Rows from a dataset ::
==========

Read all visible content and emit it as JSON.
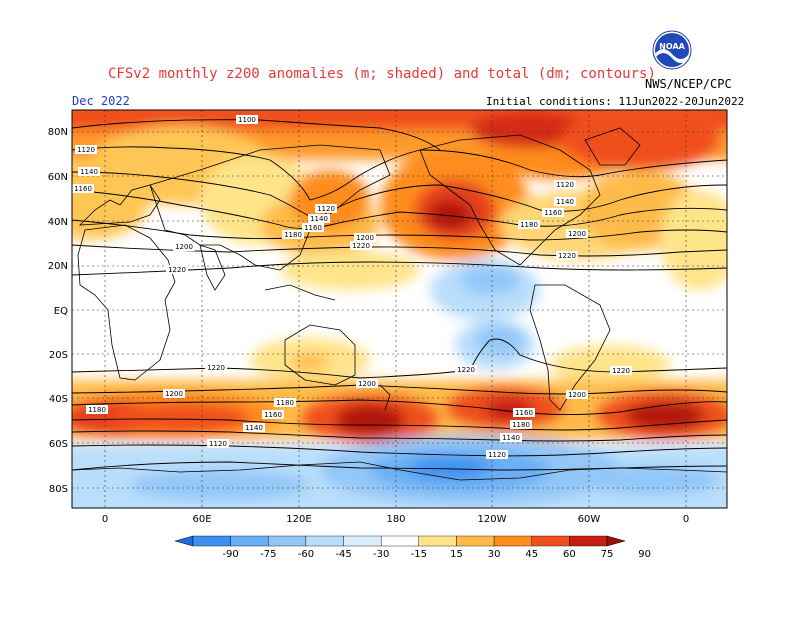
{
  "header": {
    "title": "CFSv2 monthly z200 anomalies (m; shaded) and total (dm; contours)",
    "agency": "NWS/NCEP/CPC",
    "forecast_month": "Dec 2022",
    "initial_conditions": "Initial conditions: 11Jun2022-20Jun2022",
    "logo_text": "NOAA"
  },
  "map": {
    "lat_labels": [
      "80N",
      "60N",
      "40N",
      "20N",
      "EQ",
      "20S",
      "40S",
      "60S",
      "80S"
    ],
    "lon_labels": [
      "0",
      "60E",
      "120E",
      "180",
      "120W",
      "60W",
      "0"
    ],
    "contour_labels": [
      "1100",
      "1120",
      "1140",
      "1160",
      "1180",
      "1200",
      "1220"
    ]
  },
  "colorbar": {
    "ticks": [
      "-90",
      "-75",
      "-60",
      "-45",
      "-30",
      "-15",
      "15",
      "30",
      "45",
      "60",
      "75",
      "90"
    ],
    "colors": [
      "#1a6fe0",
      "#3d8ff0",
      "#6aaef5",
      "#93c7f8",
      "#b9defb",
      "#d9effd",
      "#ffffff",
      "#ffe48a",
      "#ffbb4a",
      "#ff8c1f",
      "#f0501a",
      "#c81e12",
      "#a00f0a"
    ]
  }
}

==========

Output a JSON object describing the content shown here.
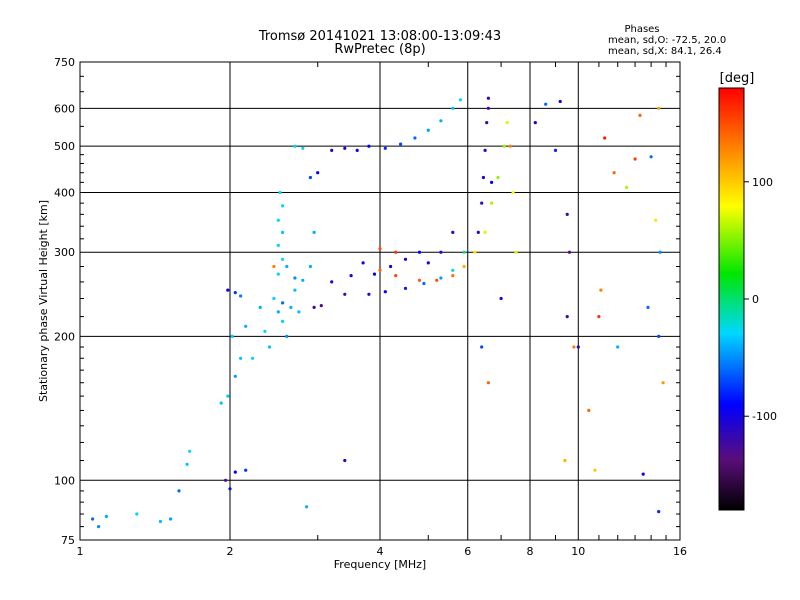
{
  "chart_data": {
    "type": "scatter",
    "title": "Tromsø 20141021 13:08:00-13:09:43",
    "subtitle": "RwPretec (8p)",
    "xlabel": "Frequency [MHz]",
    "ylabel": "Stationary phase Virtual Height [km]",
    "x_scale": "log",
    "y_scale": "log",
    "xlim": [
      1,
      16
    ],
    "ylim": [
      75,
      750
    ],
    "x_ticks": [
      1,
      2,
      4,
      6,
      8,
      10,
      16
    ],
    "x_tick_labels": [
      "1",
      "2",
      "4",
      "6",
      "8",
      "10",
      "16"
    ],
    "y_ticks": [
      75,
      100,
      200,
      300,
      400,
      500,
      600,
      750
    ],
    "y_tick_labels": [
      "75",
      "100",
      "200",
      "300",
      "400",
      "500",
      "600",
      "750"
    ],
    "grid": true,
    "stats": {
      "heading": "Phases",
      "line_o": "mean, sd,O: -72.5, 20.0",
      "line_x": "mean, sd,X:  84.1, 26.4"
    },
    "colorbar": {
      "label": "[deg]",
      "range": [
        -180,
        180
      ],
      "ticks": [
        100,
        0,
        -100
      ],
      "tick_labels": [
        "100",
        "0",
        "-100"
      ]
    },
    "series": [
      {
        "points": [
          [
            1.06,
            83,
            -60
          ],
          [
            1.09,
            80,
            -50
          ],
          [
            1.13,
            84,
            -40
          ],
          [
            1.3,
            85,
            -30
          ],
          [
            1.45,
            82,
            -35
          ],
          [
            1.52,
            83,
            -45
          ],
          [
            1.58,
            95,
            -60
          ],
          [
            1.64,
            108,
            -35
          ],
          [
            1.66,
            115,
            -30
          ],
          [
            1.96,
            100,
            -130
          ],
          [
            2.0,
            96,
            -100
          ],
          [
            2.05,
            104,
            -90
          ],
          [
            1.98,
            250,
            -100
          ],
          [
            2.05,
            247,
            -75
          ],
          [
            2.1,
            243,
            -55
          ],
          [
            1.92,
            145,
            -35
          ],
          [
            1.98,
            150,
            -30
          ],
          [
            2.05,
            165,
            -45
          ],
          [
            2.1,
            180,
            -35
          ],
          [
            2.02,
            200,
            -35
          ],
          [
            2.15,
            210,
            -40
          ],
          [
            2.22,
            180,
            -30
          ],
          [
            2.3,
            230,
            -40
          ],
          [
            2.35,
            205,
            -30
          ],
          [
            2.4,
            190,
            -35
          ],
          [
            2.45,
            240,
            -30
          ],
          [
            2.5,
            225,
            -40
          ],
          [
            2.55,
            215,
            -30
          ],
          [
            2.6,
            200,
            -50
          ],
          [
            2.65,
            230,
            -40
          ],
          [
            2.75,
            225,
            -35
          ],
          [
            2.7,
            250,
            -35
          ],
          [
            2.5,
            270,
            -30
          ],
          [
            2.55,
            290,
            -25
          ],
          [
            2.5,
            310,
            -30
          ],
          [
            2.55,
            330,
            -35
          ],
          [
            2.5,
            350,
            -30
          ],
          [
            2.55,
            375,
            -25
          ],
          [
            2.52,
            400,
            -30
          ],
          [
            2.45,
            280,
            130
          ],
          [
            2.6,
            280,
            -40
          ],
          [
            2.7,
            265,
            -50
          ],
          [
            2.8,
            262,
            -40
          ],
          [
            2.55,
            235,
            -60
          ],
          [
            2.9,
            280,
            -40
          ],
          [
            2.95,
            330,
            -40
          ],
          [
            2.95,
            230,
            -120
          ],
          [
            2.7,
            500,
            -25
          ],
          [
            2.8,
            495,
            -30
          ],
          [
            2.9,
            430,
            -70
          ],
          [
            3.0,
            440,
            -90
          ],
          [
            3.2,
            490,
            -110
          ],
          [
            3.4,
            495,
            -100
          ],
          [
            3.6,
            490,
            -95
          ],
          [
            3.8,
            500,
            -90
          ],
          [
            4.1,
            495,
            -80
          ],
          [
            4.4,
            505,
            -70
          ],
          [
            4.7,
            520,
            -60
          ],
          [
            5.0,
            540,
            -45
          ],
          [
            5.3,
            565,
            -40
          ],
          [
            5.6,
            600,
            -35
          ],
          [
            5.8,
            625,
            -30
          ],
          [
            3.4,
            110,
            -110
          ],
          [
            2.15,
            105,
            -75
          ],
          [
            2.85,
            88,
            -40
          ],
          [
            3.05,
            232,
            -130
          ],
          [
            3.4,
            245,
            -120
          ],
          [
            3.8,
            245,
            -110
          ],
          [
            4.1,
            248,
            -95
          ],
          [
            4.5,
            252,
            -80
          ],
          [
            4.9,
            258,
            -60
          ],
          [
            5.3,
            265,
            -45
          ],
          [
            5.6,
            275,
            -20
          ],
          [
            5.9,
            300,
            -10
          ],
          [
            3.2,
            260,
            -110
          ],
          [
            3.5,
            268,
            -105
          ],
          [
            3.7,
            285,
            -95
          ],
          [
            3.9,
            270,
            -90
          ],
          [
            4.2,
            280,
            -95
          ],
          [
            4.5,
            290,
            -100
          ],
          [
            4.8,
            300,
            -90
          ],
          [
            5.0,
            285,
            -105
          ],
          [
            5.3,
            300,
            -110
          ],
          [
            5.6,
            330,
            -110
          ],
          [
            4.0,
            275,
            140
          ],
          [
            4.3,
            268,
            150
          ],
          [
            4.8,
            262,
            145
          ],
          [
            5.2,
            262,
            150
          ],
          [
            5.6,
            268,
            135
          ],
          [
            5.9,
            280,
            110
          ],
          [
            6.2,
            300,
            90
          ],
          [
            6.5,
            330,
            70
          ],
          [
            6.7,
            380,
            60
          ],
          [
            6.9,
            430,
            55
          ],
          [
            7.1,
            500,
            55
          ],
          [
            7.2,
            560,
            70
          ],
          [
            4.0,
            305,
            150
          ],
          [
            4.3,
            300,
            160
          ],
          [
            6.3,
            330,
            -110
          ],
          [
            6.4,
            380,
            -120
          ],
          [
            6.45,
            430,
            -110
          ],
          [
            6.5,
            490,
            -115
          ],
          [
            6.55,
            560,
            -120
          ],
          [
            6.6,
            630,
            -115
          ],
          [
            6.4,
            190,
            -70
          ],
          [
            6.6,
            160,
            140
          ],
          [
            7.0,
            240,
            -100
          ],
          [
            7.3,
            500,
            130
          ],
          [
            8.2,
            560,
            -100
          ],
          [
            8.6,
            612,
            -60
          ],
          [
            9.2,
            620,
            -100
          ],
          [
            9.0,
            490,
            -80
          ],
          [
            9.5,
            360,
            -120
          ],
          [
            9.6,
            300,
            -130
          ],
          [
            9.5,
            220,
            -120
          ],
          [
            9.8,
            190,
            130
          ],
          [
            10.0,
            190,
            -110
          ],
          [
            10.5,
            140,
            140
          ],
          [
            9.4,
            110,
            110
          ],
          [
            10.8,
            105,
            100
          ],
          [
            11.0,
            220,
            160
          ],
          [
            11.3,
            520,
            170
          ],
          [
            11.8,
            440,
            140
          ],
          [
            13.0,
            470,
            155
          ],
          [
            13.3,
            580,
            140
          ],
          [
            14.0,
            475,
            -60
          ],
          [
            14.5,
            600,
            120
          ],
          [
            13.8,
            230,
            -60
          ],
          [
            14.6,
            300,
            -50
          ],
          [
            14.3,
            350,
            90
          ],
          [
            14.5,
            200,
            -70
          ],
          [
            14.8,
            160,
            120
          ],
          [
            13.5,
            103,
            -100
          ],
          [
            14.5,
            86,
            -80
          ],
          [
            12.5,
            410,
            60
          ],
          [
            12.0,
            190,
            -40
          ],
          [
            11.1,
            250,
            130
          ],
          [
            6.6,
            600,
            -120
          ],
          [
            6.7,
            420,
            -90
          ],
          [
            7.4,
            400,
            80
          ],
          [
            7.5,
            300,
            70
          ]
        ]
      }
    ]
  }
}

==========

Task requirements ::
Every line in the data above that contains "content" needs to be copied.

Exercise output ::
Read all visible content and emit it as JSON.
Output a JSON object describing the content shown here.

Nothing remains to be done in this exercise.